DIRECTION ->
Restate all of the entries exactly, dropping any pictures they hold.

═════ RECORDS SUPPLIED

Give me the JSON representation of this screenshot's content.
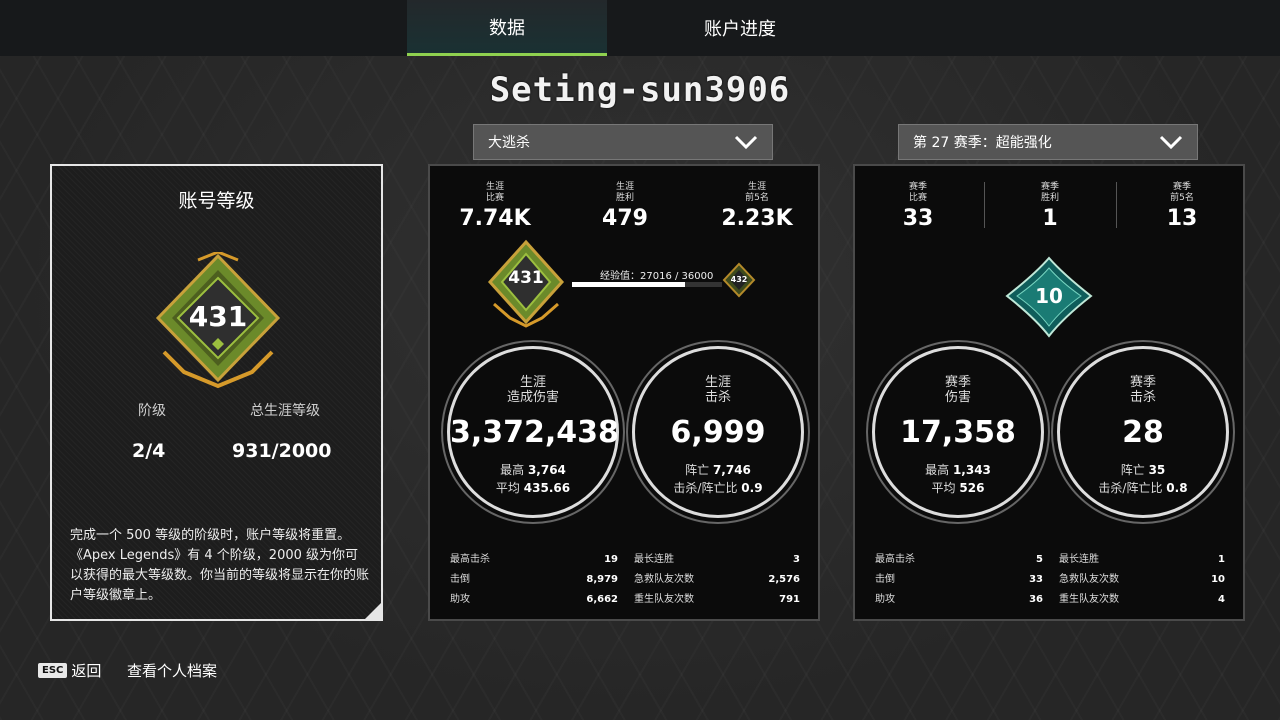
{
  "tabs": [
    {
      "label": "数据",
      "active": true
    },
    {
      "label": "账户进度",
      "active": false
    }
  ],
  "username": "Seting-sun3906",
  "mode_dropdown": {
    "value": "大逃杀"
  },
  "season_dropdown": {
    "value": "第 27 赛季：超能强化"
  },
  "account_level": {
    "title": "账号等级",
    "badge_level": "431",
    "tier_label": "阶级",
    "tier_value": "2/4",
    "total_label": "总生涯等级",
    "total_value": "931/2000",
    "description": "完成一个 500 等级的阶级时，账户等级将重置。《Apex Legends》有 4 个阶级，2000 级为你可以获得的最大等级数。你当前的等级将显示在你的账户等级徽章上。"
  },
  "career": {
    "top_stats": [
      {
        "label": "生涯\n比赛",
        "value": "7.74K"
      },
      {
        "label": "生涯\n胜利",
        "value": "479"
      },
      {
        "label": "生涯\n前5名",
        "value": "2.23K"
      }
    ],
    "current_level": "431",
    "next_level": "432",
    "xp_text": "经验值：27016 / 36000",
    "xp_progress": 0.75,
    "damage": {
      "label": "生涯\n造成伤害",
      "value": "3,372,438",
      "line1_label": "最高",
      "line1_value": "3,764",
      "line2_label": "平均",
      "line2_value": "435.66"
    },
    "kills": {
      "label": "生涯\n击杀",
      "value": "6,999",
      "line1_label": "阵亡",
      "line1_value": "7,746",
      "line2_label": "击杀/阵亡比",
      "line2_value": "0.9"
    },
    "table_left": [
      {
        "label": "最高击杀",
        "value": "19"
      },
      {
        "label": "击倒",
        "value": "8,979"
      },
      {
        "label": "助攻",
        "value": "6,662"
      }
    ],
    "table_right": [
      {
        "label": "最长连胜",
        "value": "3"
      },
      {
        "label": "急救队友次数",
        "value": "2,576"
      },
      {
        "label": "重生队友次数",
        "value": "791"
      }
    ]
  },
  "season": {
    "top_stats": [
      {
        "label": "赛季\n比赛",
        "value": "33"
      },
      {
        "label": "赛季\n胜利",
        "value": "1"
      },
      {
        "label": "赛季\n前5名",
        "value": "13"
      }
    ],
    "badge_level": "10",
    "damage": {
      "label": "赛季\n伤害",
      "value": "17,358",
      "line1_label": "最高",
      "line1_value": "1,343",
      "line2_label": "平均",
      "line2_value": "526"
    },
    "kills": {
      "label": "赛季\n击杀",
      "value": "28",
      "line1_label": "阵亡",
      "line1_value": "35",
      "line2_label": "击杀/阵亡比",
      "line2_value": "0.8"
    },
    "table_left": [
      {
        "label": "最高击杀",
        "value": "5"
      },
      {
        "label": "击倒",
        "value": "33"
      },
      {
        "label": "助攻",
        "value": "36"
      }
    ],
    "table_right": [
      {
        "label": "最长连胜",
        "value": "1"
      },
      {
        "label": "急救队友次数",
        "value": "10"
      },
      {
        "label": "重生队友次数",
        "value": "4"
      }
    ]
  },
  "footer": {
    "esc_key": "ESC",
    "back_label": "返回",
    "profile_label": "查看个人档案"
  }
}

══════════

SOLUTION BELOW ->
Give me the JSON representation of this screenshot's content.
{
  "tabs": [
    {
      "label": "数据",
      "active": true
    },
    {
      "label": "账户进度",
      "active": false
    }
  ],
  "username": "Seting-sun3906",
  "mode_dropdown": {
    "value": "大逃杀"
  },
  "season_dropdown": {
    "value": "第 27 赛季：超能强化"
  },
  "account_level": {
    "title": "账号等级",
    "badge_level": "431",
    "tier_label": "阶级",
    "tier_value": "2/4",
    "total_label": "总生涯等级",
    "total_value": "931/2000",
    "description": "完成一个 500 等级的阶级时，账户等级将重置。《Apex Legends》有 4 个阶级，2000 级为你可以获得的最大等级数。你当前的等级将显示在你的账户等级徽章上。"
  },
  "career": {
    "top_stats": [
      {
        "label": "生涯\n比赛",
        "value": "7.74K"
      },
      {
        "label": "生涯\n胜利",
        "value": "479"
      },
      {
        "label": "生涯\n前5名",
        "value": "2.23K"
      }
    ],
    "current_level": "431",
    "next_level": "432",
    "xp_text": "经验值：27016 / 36000",
    "xp_progress": 0.75,
    "damage": {
      "label": "生涯\n造成伤害",
      "value": "3,372,438",
      "line1_label": "最高",
      "line1_value": "3,764",
      "line2_label": "平均",
      "line2_value": "435.66"
    },
    "kills": {
      "label": "生涯\n击杀",
      "value": "6,999",
      "line1_label": "阵亡",
      "line1_value": "7,746",
      "line2_label": "击杀/阵亡比",
      "line2_value": "0.9"
    },
    "table_left": [
      {
        "label": "最高击杀",
        "value": "19"
      },
      {
        "label": "击倒",
        "value": "8,979"
      },
      {
        "label": "助攻",
        "value": "6,662"
      }
    ],
    "table_right": [
      {
        "label": "最长连胜",
        "value": "3"
      },
      {
        "label": "急救队友次数",
        "value": "2,576"
      },
      {
        "label": "重生队友次数",
        "value": "791"
      }
    ]
  },
  "season": {
    "top_stats": [
      {
        "label": "赛季\n比赛",
        "value": "33"
      },
      {
        "label": "赛季\n胜利",
        "value": "1"
      },
      {
        "label": "赛季\n前5名",
        "value": "13"
      }
    ],
    "badge_level": "10",
    "damage": {
      "label": "赛季\n伤害",
      "value": "17,358",
      "line1_label": "最高",
      "line1_value": "1,343",
      "line2_label": "平均",
      "line2_value": "526"
    },
    "kills": {
      "label": "赛季\n击杀",
      "value": "28",
      "line1_label": "阵亡",
      "line1_value": "35",
      "line2_label": "击杀/阵亡比",
      "line2_value": "0.8"
    },
    "table_left": [
      {
        "label": "最高击杀",
        "value": "5"
      },
      {
        "label": "击倒",
        "value": "33"
      },
      {
        "label": "助攻",
        "value": "36"
      }
    ],
    "table_right": [
      {
        "label": "最长连胜",
        "value": "1"
      },
      {
        "label": "急救队友次数",
        "value": "10"
      },
      {
        "label": "重生队友次数",
        "value": "4"
      }
    ]
  },
  "footer": {
    "esc_key": "ESC",
    "back_label": "返回",
    "profile_label": "查看个人档案"
  }
}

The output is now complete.